__Extracted material__:
# # # #

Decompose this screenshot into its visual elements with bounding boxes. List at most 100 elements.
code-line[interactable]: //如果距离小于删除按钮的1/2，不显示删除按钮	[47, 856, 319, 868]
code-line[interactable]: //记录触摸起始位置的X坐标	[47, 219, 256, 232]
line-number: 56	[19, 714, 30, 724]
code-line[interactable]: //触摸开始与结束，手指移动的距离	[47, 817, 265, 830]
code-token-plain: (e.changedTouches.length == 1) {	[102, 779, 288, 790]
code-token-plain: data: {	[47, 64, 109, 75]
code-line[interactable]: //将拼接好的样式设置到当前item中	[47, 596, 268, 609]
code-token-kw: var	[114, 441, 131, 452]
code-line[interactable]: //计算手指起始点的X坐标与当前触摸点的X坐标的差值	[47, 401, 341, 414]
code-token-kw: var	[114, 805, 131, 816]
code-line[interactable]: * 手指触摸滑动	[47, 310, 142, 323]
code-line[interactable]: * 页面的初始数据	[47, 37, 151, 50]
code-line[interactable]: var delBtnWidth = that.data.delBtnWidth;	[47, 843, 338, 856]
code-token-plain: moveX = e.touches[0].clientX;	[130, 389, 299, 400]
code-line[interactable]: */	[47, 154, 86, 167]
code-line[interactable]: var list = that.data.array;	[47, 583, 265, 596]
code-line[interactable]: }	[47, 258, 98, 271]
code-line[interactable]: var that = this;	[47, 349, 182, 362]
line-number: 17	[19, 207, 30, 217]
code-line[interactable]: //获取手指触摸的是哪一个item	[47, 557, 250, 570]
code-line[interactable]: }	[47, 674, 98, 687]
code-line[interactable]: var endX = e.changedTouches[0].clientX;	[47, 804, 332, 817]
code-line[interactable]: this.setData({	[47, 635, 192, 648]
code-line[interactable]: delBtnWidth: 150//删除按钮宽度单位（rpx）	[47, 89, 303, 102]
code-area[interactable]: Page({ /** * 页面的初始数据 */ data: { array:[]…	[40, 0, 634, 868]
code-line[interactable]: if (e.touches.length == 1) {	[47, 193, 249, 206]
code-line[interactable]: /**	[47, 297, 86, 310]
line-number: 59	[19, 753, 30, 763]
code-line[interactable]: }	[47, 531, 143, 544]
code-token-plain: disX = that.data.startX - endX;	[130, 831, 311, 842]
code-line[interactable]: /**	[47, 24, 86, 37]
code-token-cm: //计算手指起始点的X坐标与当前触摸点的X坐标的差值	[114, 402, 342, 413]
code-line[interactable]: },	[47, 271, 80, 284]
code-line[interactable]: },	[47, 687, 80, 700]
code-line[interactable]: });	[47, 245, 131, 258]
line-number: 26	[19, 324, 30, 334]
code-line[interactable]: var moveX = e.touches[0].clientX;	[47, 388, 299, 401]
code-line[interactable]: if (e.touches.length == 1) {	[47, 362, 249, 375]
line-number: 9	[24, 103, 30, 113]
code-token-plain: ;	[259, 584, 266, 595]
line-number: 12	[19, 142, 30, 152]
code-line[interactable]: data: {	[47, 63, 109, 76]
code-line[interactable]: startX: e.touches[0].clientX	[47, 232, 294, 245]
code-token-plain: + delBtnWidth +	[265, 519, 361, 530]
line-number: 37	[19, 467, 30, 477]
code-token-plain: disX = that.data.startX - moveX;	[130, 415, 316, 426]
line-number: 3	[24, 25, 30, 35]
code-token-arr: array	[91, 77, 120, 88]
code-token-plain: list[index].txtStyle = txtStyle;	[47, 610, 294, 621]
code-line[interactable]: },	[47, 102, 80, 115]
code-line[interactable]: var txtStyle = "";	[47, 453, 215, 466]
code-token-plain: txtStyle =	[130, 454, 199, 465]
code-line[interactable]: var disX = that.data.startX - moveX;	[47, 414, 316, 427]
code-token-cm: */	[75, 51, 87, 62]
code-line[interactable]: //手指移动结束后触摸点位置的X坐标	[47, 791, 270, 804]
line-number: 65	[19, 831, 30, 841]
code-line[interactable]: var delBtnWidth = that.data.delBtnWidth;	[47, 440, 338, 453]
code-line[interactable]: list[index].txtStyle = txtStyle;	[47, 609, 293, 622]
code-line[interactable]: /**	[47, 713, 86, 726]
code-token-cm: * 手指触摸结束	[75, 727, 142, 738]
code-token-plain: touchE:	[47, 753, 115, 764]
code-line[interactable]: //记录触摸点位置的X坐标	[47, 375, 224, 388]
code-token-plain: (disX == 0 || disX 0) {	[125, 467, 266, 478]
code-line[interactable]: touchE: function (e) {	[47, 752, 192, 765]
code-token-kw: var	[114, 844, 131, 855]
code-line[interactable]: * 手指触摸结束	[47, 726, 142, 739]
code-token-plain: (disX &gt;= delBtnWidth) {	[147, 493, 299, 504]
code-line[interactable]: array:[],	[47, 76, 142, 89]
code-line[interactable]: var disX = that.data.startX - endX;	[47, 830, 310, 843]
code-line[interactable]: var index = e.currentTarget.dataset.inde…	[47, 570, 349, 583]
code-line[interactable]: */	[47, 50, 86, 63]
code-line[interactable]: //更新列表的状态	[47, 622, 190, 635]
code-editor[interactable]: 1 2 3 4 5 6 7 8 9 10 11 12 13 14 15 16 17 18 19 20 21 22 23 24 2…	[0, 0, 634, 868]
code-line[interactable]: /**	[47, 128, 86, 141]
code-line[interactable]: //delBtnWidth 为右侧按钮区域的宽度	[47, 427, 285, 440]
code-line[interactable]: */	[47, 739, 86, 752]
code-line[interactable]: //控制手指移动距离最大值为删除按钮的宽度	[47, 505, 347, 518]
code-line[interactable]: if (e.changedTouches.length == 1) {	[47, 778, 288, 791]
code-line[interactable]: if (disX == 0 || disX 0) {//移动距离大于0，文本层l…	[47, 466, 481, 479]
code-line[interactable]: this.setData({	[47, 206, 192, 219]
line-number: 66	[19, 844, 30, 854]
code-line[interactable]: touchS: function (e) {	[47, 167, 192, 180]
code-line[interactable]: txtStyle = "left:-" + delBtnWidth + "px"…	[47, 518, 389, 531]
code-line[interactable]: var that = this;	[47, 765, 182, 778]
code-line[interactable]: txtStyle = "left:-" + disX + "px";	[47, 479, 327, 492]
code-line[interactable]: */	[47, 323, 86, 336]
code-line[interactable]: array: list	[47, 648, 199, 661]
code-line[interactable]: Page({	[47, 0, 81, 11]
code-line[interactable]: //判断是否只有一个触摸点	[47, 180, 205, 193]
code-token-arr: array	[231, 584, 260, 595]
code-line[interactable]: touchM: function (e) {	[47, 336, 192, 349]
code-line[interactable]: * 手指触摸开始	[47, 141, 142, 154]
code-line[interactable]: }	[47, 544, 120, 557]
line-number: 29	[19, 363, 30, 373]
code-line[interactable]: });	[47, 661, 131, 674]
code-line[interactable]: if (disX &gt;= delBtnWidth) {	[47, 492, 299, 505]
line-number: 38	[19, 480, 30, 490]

# # # #

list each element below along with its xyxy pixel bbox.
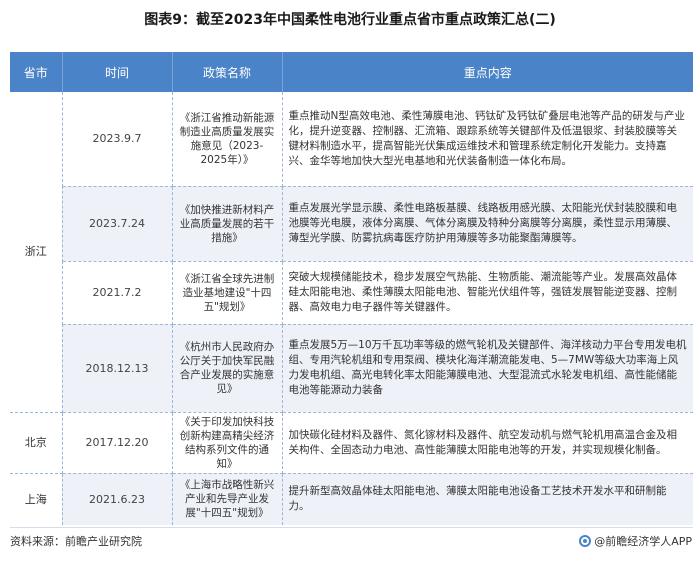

# # # #

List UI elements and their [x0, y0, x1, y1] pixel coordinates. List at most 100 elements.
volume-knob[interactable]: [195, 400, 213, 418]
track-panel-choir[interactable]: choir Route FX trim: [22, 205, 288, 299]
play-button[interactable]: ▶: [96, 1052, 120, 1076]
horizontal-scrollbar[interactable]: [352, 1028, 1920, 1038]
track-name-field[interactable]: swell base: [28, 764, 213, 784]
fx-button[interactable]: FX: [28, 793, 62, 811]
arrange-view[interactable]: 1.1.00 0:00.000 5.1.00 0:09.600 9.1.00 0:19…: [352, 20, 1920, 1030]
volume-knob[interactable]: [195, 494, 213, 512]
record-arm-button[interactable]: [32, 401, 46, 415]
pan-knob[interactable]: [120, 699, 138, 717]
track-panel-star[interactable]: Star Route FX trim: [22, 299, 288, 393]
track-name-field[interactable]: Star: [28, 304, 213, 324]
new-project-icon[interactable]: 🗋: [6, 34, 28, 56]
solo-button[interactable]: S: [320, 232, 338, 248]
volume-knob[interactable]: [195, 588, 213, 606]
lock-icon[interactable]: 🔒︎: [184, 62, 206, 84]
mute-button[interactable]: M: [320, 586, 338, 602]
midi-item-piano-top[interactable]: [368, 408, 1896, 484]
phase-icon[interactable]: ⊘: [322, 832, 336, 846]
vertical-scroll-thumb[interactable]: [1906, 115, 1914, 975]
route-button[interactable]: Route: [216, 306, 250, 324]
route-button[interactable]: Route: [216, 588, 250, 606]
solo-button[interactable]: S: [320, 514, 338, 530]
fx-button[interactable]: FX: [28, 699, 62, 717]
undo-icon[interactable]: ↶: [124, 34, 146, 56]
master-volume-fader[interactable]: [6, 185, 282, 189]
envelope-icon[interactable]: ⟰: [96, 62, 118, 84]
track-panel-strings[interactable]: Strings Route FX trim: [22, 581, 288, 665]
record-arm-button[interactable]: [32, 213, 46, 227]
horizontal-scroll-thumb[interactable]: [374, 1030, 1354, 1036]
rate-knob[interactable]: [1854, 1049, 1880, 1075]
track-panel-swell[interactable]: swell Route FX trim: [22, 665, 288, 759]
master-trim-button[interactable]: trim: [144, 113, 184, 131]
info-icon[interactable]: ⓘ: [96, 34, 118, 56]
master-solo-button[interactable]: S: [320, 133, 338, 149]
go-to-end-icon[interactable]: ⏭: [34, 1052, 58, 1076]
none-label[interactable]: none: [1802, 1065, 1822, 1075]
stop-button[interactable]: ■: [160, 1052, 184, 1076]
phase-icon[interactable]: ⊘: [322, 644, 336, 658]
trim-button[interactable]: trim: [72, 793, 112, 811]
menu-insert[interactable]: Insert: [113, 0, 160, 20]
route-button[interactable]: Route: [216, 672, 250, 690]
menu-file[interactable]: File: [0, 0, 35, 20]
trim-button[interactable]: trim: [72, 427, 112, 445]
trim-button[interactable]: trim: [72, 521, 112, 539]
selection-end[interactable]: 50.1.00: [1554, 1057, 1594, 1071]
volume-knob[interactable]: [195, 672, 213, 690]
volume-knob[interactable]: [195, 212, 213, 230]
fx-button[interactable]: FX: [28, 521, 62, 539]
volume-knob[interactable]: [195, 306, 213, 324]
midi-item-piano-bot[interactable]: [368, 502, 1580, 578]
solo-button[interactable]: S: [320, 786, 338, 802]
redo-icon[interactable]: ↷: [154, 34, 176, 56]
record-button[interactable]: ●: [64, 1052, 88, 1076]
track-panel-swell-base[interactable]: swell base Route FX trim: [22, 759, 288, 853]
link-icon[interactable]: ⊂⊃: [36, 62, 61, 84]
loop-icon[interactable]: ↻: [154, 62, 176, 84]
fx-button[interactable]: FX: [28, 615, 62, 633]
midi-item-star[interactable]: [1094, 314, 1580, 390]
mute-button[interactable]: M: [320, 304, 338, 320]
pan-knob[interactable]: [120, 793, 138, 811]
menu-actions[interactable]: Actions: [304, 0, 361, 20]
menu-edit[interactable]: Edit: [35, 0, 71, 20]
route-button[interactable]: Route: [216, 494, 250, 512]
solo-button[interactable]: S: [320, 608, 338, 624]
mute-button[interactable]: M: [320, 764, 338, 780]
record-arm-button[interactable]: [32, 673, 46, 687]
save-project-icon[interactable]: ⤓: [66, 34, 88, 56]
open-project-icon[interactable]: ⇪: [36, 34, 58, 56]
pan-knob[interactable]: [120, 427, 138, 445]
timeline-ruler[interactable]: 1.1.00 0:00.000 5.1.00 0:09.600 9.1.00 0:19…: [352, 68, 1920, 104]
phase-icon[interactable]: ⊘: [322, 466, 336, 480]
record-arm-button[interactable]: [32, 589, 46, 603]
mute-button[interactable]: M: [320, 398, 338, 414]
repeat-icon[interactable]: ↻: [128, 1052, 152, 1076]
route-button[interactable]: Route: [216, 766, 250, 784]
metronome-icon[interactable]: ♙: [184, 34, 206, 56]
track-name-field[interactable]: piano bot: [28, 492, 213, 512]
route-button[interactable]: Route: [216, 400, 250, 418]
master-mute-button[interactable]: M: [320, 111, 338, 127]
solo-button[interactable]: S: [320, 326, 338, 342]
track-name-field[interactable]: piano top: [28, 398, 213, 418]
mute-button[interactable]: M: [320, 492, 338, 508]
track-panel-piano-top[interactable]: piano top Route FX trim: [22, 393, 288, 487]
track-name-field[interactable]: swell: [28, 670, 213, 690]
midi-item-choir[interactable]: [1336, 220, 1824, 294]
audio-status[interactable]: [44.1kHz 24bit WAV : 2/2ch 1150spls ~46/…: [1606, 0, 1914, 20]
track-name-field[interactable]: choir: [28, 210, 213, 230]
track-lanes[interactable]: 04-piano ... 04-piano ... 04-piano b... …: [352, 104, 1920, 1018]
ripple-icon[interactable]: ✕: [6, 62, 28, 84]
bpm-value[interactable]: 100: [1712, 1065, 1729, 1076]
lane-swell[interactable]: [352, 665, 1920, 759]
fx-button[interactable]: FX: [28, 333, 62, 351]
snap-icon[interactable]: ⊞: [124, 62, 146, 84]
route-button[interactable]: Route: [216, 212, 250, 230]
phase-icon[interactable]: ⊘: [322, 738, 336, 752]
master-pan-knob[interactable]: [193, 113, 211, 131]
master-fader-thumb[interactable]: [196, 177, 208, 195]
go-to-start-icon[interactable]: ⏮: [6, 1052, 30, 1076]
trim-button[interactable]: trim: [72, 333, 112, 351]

# # # #

__To do__:
Rewrite the records starting at the line containing "Decompose this screenshot" and ending at the line containing "557, 250, 570]". Swap "delBtnWidth" for "deleteButtonWidth" and keep everything else as it is.

__Expected answer__:
Decompose this screenshot into its visual elements with bounding boxes. List at most 100 elements.
code-line[interactable]: //如果距离小于删除按钮的1/2，不显示删除按钮	[47, 856, 319, 868]
code-line[interactable]: //记录触摸起始位置的X坐标	[47, 219, 256, 232]
line-number: 56	[19, 714, 30, 724]
code-line[interactable]: //触摸开始与结束，手指移动的距离	[47, 817, 265, 830]
code-token-plain: (e.changedTouches.length == 1) {	[102, 779, 288, 790]
code-token-plain: data: {	[47, 64, 109, 75]
code-line[interactable]: //将拼接好的样式设置到当前item中	[47, 596, 268, 609]
code-token-kw: var	[114, 441, 131, 452]
code-line[interactable]: //计算手指起始点的X坐标与当前触摸点的X坐标的差值	[47, 401, 341, 414]
code-token-kw: var	[114, 805, 131, 816]
code-line[interactable]: * 手指触摸滑动	[47, 310, 142, 323]
code-line[interactable]: * 页面的初始数据	[47, 37, 151, 50]
code-line[interactable]: var deleteButtonWidth = that.data.deleteButtonWidth;	[47, 843, 338, 856]
code-token-plain: moveX = e.touches[0].clientX;	[130, 389, 299, 400]
code-line[interactable]: */	[47, 154, 86, 167]
code-line[interactable]: var list = that.data.array;	[47, 583, 265, 596]
code-line[interactable]: }	[47, 258, 98, 271]
code-line[interactable]: var that = this;	[47, 349, 182, 362]
line-number: 17	[19, 207, 30, 217]
code-line[interactable]: //获取手指触摸的是哪一个item	[47, 557, 250, 570]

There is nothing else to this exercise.